## begin MATERIAL TO PROCESS
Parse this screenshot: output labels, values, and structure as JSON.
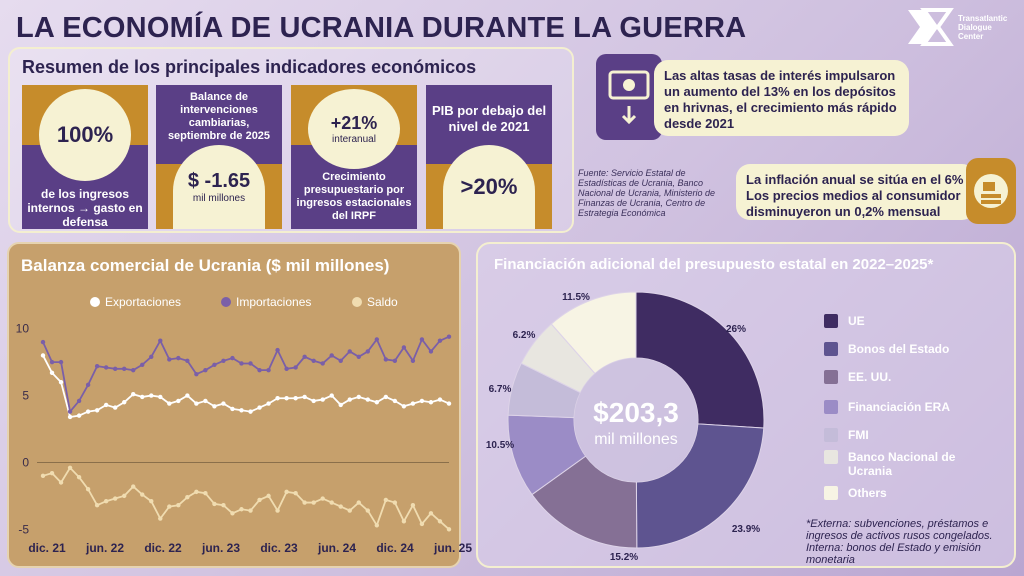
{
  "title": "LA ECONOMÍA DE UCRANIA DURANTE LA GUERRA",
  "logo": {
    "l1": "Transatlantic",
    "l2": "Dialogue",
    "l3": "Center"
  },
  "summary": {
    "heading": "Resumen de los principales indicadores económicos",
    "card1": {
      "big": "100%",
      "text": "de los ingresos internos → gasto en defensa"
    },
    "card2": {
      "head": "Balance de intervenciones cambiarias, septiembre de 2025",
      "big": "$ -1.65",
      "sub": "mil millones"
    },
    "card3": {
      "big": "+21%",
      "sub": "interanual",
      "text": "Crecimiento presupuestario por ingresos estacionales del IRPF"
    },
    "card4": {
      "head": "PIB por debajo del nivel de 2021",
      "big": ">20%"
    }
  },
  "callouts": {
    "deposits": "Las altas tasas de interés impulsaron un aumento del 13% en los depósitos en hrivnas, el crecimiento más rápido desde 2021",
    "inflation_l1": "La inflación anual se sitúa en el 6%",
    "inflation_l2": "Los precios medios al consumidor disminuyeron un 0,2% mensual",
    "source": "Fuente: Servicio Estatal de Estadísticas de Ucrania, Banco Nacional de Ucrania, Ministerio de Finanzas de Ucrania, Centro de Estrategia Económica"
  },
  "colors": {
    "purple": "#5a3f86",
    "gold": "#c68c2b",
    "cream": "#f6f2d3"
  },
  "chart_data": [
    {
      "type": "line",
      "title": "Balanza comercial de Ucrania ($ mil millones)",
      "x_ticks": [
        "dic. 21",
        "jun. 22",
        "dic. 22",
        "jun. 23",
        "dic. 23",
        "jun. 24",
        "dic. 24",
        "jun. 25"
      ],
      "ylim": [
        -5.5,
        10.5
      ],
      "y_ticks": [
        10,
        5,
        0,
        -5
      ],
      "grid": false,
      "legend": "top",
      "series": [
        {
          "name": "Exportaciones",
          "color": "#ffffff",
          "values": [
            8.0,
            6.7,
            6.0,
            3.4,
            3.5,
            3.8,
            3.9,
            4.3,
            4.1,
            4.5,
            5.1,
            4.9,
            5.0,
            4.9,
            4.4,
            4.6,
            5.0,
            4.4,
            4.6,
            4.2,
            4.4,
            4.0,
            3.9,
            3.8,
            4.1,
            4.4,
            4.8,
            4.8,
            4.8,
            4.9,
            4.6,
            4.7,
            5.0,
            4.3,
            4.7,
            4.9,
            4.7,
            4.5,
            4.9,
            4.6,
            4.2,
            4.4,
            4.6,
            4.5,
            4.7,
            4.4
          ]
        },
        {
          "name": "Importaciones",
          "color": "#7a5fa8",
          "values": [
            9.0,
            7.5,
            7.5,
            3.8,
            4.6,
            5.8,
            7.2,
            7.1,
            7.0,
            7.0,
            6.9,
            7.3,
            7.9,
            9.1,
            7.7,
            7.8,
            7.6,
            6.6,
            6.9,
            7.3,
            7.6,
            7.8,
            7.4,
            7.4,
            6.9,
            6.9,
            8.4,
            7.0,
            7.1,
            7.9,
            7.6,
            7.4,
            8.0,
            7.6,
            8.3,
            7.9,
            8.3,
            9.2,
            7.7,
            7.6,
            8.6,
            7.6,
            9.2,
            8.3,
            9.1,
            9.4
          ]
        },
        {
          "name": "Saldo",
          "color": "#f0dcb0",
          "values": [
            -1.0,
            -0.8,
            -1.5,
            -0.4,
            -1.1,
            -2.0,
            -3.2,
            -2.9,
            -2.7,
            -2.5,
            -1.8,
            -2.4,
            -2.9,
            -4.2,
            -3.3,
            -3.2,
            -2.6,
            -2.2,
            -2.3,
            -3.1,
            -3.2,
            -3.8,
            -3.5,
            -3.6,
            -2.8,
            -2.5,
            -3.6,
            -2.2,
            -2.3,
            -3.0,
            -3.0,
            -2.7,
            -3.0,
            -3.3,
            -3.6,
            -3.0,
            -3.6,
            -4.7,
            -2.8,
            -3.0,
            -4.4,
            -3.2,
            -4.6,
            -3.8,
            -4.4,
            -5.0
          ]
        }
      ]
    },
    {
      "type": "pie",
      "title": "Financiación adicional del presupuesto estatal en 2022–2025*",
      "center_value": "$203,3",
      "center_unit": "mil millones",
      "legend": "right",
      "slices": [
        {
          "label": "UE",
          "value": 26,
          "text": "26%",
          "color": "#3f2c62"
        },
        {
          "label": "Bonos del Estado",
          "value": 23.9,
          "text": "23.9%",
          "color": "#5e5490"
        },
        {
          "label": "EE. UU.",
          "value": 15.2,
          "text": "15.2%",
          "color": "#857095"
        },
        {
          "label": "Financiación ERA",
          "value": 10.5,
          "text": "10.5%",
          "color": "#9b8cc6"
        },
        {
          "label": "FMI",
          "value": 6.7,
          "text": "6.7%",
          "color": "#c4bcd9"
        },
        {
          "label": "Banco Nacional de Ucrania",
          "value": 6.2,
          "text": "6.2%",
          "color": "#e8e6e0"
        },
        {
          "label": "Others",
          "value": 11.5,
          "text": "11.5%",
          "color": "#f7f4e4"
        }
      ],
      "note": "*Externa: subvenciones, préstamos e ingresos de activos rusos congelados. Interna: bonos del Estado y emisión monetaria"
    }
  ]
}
## end MATERIAL TO PROCESS
## begin MATERIAL TO PROCESS
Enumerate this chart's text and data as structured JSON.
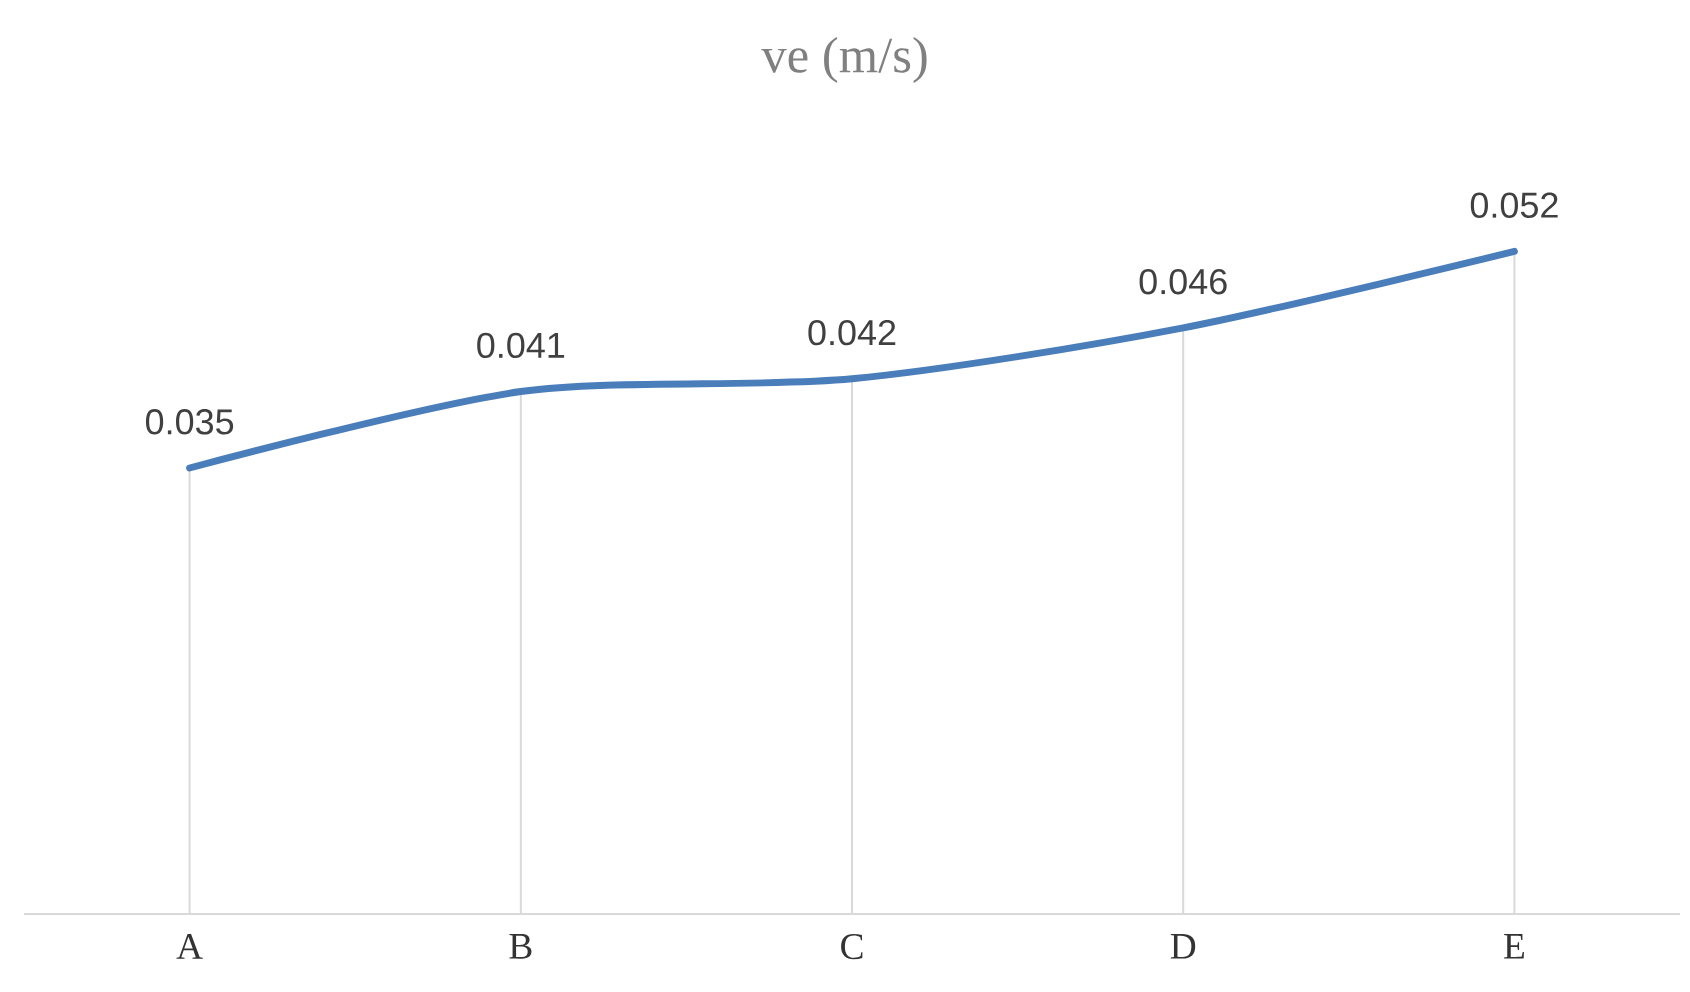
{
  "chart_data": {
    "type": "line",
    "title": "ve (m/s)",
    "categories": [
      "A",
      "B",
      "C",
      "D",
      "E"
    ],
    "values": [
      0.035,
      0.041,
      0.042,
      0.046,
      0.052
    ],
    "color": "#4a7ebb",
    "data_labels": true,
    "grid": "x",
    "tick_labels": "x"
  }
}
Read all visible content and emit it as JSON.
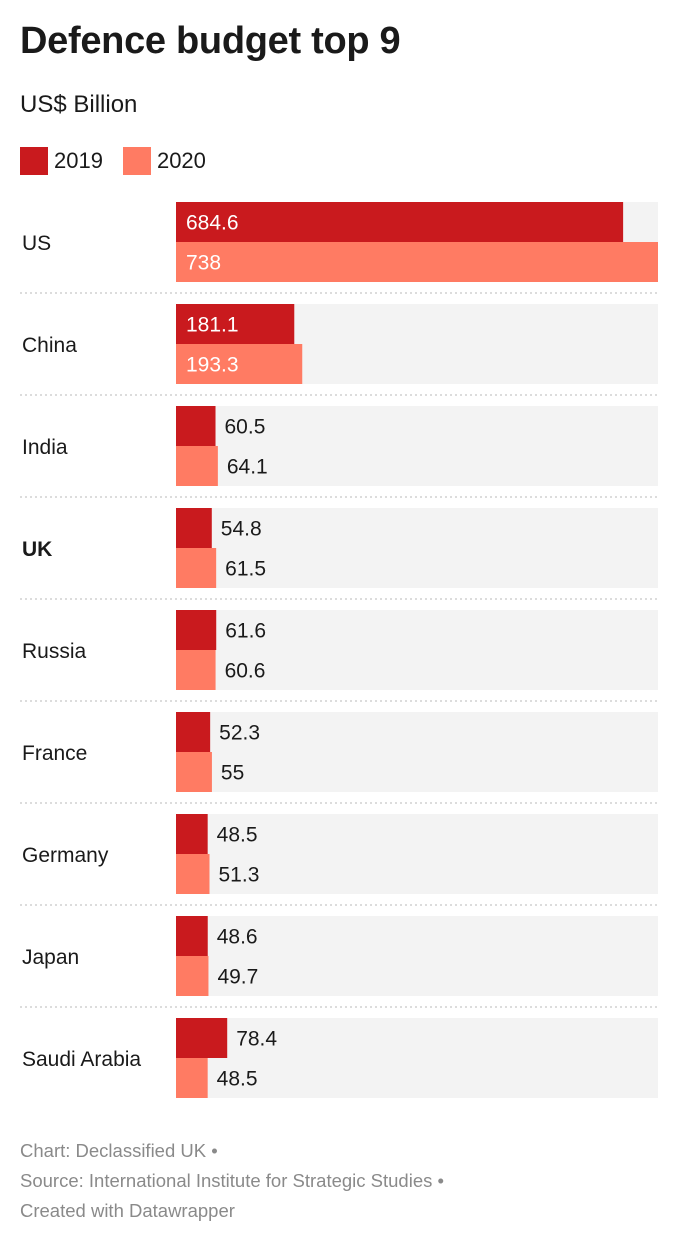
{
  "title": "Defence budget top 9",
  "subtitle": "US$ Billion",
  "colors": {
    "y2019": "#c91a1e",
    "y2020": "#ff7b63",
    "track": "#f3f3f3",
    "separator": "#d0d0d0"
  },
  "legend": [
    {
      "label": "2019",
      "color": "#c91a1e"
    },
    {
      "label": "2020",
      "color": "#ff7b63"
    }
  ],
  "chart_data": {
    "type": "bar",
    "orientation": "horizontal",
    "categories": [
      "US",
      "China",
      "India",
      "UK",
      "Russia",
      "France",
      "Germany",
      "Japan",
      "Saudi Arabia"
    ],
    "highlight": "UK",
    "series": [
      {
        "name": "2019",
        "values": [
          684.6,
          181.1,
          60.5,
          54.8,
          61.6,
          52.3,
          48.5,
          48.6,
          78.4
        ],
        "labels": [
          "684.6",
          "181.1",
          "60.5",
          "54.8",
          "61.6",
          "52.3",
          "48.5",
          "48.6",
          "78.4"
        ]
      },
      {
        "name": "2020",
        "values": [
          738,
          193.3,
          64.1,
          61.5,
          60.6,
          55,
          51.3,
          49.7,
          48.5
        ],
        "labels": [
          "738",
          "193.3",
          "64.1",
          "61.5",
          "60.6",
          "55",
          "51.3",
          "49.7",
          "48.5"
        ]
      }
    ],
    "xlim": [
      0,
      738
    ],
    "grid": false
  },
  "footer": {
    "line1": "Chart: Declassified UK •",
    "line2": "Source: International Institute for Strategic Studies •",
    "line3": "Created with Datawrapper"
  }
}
## end MATERIAL TO PROCESS
**AIM**
Write out every line of the data that holds the word "Estado".

**SOLVED PROBLEM**
          "label": "Bonos del Estado",
      "note": "*Externa: subvenciones, préstamos e ingresos de activos rusos congelados. Interna: bonos del Estado y emisión monetaria"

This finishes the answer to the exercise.